- [EXERCISE GOAL]
How many lines in the records below contain the word "into"? Give only the number.

────────────────

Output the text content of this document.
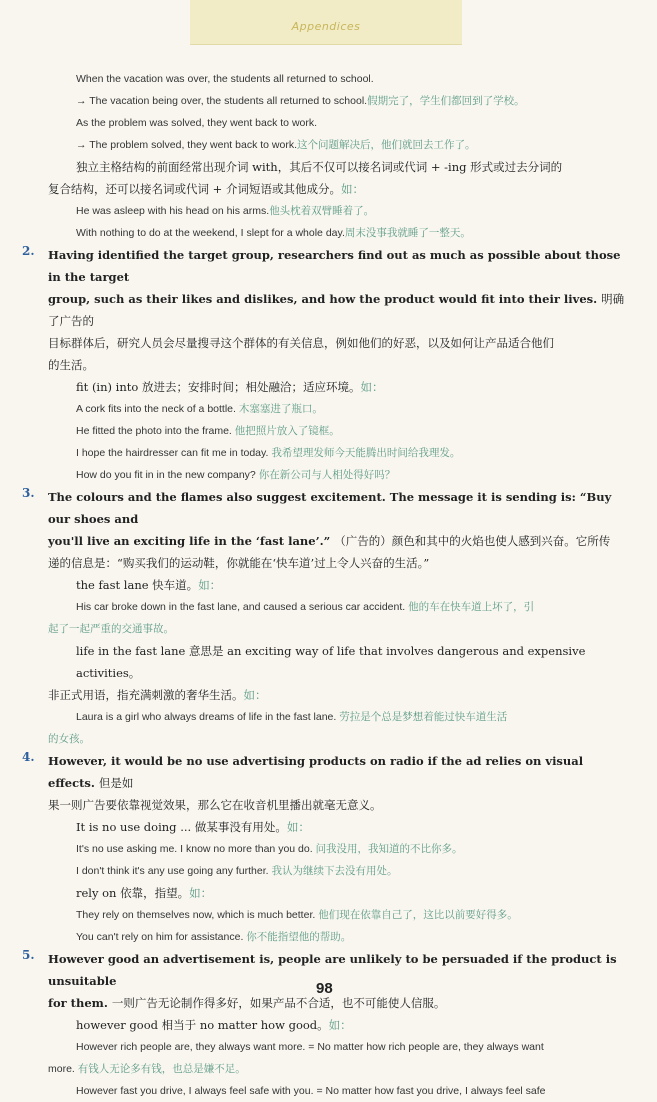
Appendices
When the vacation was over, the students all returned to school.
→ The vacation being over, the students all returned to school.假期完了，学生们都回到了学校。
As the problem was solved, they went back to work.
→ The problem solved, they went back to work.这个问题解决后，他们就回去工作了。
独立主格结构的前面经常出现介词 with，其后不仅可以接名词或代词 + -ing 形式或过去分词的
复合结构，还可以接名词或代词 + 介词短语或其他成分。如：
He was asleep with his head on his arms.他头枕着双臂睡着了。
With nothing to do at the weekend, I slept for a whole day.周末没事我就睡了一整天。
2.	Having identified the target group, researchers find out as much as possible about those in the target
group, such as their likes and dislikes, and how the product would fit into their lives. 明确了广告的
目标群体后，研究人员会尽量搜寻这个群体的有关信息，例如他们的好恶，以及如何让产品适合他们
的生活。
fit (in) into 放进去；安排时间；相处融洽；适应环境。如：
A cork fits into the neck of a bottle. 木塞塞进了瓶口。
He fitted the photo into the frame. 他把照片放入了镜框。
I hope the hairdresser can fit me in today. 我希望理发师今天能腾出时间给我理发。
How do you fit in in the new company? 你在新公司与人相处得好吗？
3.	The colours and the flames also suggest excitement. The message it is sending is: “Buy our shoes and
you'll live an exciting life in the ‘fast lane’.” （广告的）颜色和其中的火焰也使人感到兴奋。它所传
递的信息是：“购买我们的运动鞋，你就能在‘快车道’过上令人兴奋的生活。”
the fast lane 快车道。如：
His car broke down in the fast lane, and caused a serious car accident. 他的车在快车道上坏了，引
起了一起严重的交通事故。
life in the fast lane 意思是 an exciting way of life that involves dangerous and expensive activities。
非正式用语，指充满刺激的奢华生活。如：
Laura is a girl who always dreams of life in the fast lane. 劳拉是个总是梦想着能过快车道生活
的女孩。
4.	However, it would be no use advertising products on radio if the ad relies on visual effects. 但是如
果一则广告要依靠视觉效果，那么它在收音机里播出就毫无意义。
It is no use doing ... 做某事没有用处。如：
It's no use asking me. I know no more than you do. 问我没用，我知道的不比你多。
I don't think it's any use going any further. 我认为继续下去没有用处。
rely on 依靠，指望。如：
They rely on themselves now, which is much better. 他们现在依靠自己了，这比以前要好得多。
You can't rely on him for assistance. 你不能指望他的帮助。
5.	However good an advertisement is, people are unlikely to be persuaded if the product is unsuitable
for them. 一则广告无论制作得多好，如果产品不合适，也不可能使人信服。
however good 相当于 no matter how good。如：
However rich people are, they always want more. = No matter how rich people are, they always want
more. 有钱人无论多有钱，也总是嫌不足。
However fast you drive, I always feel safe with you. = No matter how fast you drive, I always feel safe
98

────────────────

- [RESULT OF THIS EXERCISE]
4